[Goal of the exercise] Of the lines in the data below, count the ones holding the string "此悉贞良死节之臣", and answer with that number only.
================
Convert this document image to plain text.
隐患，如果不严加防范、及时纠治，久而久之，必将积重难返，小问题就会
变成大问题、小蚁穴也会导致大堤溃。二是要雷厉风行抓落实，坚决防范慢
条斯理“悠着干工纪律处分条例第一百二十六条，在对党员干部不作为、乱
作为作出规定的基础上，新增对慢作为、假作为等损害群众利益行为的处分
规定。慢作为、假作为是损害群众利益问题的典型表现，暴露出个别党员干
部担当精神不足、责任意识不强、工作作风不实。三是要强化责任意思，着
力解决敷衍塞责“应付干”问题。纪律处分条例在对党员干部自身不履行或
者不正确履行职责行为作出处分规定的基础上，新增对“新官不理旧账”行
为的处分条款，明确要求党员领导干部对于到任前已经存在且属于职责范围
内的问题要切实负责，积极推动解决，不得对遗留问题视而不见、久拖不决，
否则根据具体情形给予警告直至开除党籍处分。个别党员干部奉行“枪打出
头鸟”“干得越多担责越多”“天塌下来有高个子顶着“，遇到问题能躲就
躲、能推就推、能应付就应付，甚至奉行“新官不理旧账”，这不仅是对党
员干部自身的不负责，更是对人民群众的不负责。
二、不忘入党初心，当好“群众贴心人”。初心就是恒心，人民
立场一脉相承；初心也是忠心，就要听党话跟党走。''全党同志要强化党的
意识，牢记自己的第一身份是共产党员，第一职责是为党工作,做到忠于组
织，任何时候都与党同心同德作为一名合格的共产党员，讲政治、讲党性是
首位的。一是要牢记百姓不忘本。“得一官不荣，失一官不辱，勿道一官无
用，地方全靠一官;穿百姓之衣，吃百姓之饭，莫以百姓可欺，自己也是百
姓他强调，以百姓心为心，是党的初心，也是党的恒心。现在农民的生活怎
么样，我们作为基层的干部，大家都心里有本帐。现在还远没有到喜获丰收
================
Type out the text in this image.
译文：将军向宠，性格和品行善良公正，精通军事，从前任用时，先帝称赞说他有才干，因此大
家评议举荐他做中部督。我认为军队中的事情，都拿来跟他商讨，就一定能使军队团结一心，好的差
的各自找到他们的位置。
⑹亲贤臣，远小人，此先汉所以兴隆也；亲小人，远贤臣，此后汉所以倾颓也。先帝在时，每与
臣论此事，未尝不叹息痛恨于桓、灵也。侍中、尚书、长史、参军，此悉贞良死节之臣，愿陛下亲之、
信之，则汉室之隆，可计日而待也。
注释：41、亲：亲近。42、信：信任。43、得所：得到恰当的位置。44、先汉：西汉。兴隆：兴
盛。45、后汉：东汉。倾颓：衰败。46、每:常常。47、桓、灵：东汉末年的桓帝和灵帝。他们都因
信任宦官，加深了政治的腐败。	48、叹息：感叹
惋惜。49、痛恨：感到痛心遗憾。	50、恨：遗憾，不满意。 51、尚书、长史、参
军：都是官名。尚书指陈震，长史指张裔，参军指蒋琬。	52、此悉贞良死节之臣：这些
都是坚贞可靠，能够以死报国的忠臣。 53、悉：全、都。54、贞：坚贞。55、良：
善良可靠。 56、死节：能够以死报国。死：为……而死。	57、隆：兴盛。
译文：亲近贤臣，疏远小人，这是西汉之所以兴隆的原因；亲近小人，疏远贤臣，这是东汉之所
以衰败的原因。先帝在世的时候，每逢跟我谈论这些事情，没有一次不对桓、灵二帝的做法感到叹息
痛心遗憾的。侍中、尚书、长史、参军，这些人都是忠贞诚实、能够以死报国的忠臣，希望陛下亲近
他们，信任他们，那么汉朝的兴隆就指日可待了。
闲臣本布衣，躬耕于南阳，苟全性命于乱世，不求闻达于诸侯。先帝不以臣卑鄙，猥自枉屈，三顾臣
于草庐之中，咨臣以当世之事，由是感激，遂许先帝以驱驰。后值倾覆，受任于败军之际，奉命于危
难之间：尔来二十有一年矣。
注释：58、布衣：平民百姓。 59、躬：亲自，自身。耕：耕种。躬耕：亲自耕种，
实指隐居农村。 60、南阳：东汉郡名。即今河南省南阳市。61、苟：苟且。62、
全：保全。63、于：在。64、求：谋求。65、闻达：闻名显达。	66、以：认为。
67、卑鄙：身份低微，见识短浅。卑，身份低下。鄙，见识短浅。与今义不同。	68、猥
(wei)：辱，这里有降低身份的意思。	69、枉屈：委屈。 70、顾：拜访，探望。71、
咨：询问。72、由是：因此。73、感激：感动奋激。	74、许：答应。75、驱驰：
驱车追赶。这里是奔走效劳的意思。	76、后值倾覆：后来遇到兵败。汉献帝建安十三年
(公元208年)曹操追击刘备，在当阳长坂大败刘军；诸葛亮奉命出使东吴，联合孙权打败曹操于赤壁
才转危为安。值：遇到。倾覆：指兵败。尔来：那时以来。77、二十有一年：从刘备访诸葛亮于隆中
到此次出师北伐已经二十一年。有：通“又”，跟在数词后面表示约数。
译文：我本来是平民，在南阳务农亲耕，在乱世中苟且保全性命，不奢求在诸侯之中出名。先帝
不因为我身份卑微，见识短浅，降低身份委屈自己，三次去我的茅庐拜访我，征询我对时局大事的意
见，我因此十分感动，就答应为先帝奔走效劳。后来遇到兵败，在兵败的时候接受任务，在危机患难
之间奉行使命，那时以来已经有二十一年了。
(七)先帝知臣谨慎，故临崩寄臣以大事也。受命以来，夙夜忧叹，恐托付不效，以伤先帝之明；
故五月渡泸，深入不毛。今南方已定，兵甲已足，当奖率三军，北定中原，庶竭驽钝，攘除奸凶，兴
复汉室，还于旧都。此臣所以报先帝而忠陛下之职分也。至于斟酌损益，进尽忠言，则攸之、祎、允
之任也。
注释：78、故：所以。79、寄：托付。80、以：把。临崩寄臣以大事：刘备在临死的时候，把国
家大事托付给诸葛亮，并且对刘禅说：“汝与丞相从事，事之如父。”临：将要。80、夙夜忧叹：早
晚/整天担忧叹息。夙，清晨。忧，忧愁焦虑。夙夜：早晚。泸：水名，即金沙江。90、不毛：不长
================
[Correct output] 2